* [Task to complete] Read through the records below and copy each line that uses the word "structure".

#### Available records

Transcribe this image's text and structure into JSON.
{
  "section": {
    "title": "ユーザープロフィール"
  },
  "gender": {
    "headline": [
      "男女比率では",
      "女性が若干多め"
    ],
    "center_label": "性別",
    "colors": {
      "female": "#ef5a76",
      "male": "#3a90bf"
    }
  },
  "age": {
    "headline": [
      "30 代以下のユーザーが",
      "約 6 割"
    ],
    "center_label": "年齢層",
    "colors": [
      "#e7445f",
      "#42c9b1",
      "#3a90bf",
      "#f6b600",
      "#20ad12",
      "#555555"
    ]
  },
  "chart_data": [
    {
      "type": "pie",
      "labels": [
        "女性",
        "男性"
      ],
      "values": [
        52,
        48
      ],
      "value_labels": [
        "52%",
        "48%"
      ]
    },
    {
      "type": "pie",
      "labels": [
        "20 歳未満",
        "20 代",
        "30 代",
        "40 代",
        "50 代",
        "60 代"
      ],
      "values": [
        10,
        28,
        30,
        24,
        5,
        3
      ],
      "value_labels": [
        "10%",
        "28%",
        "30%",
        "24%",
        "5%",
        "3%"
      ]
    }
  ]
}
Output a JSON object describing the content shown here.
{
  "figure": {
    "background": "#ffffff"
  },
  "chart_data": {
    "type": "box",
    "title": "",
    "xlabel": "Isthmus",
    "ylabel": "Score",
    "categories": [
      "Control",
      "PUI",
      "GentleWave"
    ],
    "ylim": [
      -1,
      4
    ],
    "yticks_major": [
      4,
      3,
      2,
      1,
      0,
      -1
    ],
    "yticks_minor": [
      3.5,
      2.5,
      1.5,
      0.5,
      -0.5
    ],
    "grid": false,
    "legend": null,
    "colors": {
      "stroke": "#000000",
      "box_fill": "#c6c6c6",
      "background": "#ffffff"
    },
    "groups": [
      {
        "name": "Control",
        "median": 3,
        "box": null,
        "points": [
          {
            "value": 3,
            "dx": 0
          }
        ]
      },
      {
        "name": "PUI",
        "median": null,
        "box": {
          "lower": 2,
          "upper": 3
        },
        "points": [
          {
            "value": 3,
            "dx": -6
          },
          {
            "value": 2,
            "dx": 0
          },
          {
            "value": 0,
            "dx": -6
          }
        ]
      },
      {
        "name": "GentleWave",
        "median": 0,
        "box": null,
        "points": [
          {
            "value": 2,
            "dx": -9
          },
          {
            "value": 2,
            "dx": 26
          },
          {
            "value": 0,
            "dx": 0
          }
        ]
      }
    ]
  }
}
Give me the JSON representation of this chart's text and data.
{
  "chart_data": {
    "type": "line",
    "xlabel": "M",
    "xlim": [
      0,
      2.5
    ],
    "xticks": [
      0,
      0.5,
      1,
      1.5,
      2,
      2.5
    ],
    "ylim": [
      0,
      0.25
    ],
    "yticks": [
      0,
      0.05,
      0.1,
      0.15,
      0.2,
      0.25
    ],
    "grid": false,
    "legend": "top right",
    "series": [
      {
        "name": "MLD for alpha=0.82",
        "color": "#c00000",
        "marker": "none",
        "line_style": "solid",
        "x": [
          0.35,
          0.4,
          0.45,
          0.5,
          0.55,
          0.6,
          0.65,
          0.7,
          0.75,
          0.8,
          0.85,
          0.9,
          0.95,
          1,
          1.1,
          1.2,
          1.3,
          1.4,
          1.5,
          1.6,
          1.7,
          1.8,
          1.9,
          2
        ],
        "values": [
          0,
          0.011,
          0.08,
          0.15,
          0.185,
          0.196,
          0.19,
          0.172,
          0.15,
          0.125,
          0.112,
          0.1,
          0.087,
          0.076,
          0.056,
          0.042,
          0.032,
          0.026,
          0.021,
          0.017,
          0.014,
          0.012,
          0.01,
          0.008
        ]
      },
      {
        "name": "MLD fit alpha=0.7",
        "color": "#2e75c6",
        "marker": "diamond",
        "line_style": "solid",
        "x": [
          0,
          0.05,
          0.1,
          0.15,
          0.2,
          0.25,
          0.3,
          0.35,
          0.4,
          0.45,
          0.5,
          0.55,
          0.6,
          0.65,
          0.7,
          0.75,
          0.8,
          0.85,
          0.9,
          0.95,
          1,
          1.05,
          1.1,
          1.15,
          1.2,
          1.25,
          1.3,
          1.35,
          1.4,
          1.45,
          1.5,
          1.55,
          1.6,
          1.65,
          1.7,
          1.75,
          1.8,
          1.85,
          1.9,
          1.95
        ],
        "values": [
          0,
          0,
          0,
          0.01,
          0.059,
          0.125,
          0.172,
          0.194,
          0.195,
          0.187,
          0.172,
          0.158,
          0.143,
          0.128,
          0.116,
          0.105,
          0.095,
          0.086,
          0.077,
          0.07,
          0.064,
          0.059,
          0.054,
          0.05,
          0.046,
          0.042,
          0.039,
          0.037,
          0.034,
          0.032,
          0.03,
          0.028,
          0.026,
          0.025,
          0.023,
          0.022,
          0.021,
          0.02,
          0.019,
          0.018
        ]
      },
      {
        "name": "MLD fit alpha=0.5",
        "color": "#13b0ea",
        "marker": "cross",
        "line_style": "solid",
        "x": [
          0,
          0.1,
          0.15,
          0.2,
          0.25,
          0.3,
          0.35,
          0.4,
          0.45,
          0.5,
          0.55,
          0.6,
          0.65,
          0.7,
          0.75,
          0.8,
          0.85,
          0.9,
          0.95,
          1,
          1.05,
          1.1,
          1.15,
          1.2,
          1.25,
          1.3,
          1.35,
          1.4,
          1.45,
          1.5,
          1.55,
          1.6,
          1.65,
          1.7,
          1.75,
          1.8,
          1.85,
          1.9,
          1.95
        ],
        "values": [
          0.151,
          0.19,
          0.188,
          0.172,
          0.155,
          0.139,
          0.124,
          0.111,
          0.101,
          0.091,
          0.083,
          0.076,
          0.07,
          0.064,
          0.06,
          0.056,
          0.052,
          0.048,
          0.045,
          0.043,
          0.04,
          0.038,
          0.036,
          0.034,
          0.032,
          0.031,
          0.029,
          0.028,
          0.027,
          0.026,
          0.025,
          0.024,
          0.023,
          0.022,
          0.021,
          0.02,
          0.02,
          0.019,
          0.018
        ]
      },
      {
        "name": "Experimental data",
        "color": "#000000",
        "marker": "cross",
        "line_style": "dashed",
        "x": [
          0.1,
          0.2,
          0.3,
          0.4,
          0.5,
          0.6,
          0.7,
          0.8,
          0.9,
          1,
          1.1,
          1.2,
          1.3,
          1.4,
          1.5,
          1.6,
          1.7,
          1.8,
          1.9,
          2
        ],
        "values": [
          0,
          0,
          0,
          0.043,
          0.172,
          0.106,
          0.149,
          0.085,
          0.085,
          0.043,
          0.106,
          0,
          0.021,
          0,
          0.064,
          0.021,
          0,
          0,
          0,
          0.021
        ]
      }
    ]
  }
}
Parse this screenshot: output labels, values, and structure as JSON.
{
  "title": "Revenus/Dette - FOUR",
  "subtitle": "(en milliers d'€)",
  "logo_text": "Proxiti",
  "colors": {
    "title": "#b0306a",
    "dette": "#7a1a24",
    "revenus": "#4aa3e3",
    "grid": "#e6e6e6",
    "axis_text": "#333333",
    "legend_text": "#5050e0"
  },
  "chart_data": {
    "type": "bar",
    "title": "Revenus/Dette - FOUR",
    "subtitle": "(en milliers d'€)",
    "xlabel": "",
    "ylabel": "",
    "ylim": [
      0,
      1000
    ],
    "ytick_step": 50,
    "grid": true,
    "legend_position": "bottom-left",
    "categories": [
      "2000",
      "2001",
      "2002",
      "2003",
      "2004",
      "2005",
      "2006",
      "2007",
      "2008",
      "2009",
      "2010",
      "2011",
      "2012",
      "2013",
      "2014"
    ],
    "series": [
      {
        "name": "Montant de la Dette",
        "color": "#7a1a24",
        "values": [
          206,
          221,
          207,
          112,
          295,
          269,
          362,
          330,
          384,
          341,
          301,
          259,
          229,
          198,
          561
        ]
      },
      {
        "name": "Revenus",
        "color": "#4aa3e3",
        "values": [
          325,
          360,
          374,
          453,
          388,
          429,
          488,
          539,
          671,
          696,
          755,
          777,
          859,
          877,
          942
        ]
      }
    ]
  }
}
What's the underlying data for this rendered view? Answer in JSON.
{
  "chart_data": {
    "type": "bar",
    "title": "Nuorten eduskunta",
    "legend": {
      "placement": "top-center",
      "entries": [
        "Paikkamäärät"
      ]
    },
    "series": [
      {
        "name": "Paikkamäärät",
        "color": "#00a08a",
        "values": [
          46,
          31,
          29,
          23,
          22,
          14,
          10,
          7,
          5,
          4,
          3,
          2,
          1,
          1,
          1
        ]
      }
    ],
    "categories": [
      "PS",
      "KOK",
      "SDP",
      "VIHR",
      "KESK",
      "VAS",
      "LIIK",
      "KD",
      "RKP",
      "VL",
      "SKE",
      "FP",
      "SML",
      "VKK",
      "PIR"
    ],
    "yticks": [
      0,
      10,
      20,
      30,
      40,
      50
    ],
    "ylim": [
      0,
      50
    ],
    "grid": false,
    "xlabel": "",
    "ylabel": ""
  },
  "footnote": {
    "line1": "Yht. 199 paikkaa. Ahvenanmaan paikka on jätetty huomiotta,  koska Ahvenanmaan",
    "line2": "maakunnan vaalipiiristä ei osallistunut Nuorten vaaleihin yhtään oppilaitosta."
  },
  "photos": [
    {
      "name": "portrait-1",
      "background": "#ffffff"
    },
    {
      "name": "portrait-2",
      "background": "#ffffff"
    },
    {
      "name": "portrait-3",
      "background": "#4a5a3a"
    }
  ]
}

########

* [Reply to the task]
Transcribe this image's text and structure into JSON.
Parse this screenshot: output labels, values, and structure as JSON.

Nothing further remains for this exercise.